**GIVEN INSTRUCTION:**
Using the data below, copy every line that contains the word "this".
** begin SUPPLIED DATA **
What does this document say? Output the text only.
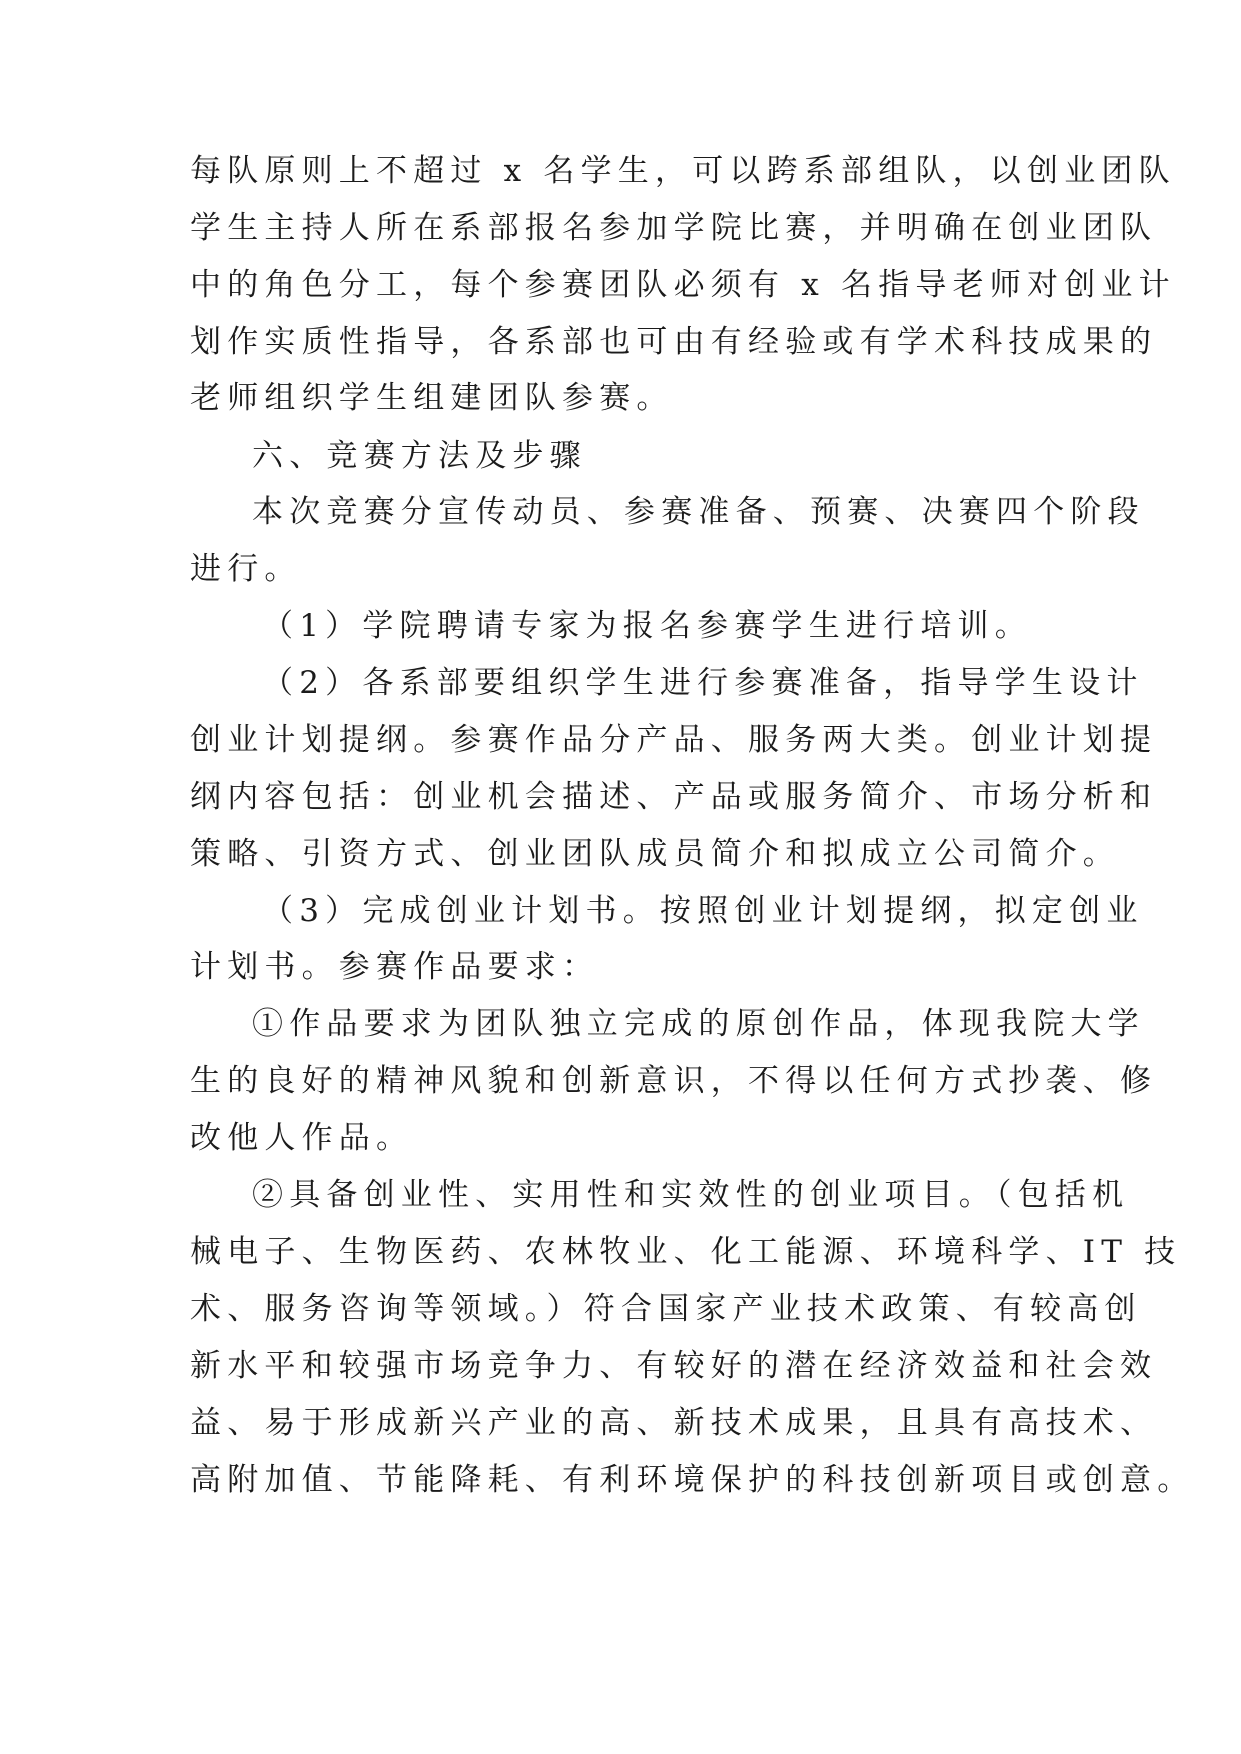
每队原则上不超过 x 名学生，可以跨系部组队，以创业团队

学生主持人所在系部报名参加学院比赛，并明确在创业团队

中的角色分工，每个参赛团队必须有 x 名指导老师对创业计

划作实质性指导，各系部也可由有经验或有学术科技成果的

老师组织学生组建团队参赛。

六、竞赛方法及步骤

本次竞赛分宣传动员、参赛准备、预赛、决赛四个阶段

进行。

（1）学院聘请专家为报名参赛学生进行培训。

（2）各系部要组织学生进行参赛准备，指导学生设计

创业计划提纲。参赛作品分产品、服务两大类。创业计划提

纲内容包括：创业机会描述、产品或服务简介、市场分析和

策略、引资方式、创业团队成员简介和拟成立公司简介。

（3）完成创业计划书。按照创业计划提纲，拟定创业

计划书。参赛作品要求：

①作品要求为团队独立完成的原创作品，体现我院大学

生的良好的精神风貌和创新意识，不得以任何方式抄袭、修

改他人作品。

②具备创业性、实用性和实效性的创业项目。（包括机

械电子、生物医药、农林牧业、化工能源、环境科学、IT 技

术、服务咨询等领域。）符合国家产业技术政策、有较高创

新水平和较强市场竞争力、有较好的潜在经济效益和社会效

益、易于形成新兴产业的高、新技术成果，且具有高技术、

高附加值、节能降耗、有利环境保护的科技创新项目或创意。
** end SUPPLIED DATA **
** begin SUPPLIED DATA **
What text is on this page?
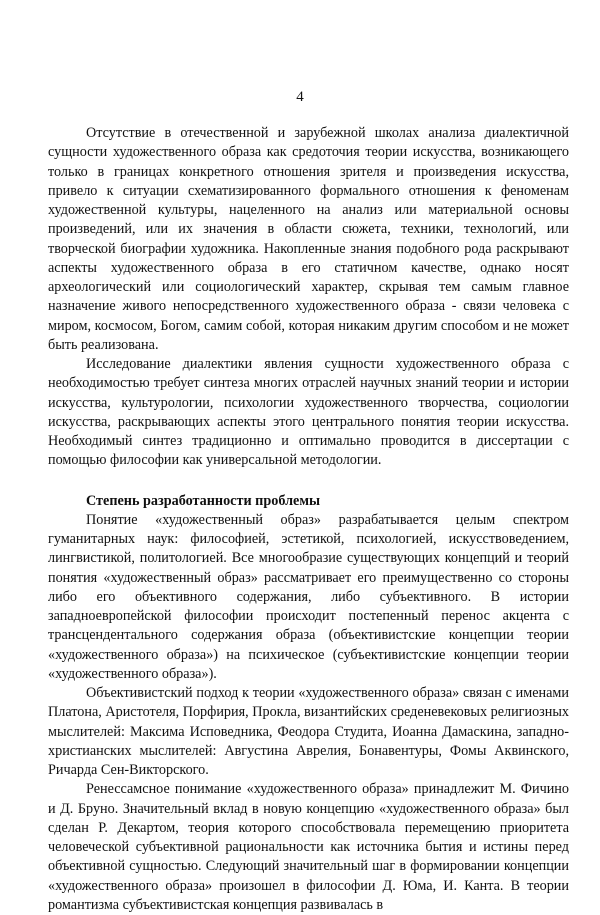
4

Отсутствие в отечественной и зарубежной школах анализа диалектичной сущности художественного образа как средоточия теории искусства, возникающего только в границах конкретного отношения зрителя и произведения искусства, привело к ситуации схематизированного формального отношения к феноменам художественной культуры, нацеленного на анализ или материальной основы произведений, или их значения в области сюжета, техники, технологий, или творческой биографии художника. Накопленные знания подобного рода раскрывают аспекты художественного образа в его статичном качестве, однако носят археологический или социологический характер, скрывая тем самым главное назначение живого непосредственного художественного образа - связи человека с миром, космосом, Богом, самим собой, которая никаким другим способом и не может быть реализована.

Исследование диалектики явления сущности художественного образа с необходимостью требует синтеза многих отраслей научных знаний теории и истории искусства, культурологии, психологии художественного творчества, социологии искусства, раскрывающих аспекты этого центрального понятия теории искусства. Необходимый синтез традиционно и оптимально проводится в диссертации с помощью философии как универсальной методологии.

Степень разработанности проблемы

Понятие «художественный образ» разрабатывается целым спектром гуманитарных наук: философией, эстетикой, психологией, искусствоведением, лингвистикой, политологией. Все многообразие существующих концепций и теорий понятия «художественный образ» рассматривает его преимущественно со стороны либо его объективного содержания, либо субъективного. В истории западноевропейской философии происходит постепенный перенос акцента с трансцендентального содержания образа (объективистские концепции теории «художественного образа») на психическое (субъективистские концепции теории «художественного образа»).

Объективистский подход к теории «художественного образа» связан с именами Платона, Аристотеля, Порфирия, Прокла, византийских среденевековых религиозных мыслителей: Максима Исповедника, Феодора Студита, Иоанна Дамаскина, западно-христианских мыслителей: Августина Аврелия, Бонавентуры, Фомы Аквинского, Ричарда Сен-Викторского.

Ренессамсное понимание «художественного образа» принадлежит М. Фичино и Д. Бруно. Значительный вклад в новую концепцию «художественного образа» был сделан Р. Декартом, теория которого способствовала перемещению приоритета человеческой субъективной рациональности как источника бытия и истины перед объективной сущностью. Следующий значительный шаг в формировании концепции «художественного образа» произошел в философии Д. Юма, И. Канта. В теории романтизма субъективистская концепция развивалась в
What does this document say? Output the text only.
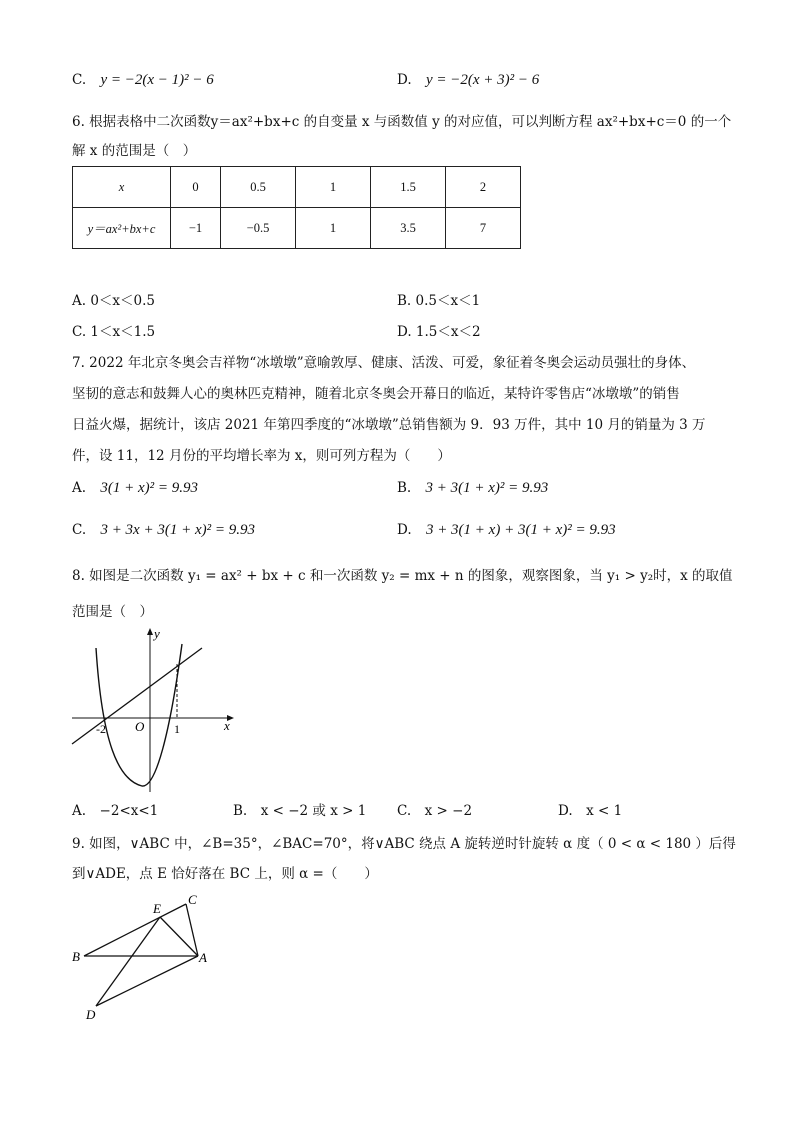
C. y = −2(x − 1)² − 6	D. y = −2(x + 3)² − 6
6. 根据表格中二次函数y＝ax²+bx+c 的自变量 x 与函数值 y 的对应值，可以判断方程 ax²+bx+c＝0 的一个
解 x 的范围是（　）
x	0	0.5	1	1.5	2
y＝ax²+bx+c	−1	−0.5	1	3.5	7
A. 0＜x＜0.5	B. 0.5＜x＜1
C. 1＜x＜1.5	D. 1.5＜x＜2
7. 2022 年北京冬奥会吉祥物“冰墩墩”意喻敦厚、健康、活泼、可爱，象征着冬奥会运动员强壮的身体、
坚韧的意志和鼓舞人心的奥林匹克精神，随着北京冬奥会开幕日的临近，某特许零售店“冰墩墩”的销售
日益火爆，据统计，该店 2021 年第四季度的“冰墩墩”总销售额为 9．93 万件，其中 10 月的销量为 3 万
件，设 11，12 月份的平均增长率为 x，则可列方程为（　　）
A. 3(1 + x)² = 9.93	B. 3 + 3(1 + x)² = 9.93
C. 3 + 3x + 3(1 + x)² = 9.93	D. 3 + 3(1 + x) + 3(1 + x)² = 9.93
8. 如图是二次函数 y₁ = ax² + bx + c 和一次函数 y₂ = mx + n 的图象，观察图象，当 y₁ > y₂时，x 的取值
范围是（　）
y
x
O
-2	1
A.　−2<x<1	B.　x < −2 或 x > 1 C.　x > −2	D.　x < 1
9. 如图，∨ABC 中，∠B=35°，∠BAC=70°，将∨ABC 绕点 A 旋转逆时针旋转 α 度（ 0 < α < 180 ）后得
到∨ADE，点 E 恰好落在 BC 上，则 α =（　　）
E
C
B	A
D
** end SUPPLIED DATA **
** begin SUPPLIED DATA **
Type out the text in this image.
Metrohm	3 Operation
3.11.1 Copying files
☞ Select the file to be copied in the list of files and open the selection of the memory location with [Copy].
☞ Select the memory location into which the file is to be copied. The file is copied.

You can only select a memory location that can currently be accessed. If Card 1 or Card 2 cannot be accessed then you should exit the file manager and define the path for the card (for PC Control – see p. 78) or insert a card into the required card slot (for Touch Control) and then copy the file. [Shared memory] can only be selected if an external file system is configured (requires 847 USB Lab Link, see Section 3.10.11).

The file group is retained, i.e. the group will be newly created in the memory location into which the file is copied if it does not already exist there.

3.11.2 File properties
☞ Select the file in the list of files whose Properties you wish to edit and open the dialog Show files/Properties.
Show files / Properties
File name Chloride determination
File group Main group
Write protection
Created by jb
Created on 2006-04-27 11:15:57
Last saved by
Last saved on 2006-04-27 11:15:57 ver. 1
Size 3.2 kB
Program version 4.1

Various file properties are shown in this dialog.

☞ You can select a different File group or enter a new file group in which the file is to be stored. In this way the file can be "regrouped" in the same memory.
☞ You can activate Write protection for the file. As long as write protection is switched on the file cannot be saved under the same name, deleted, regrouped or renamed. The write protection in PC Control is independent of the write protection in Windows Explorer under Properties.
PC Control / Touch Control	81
** end SUPPLIED DATA **
**RESPONSE:**
What does this document say? Output the text only.
What text is on this page?
What does this document say? Output the text only.
Type out the text in this image.
Various file properties are shown in this dialog.
☞ You can select a different File group or enter a new file group in which the file is to be stored. In this way the file can be "regrouped" in the same memory.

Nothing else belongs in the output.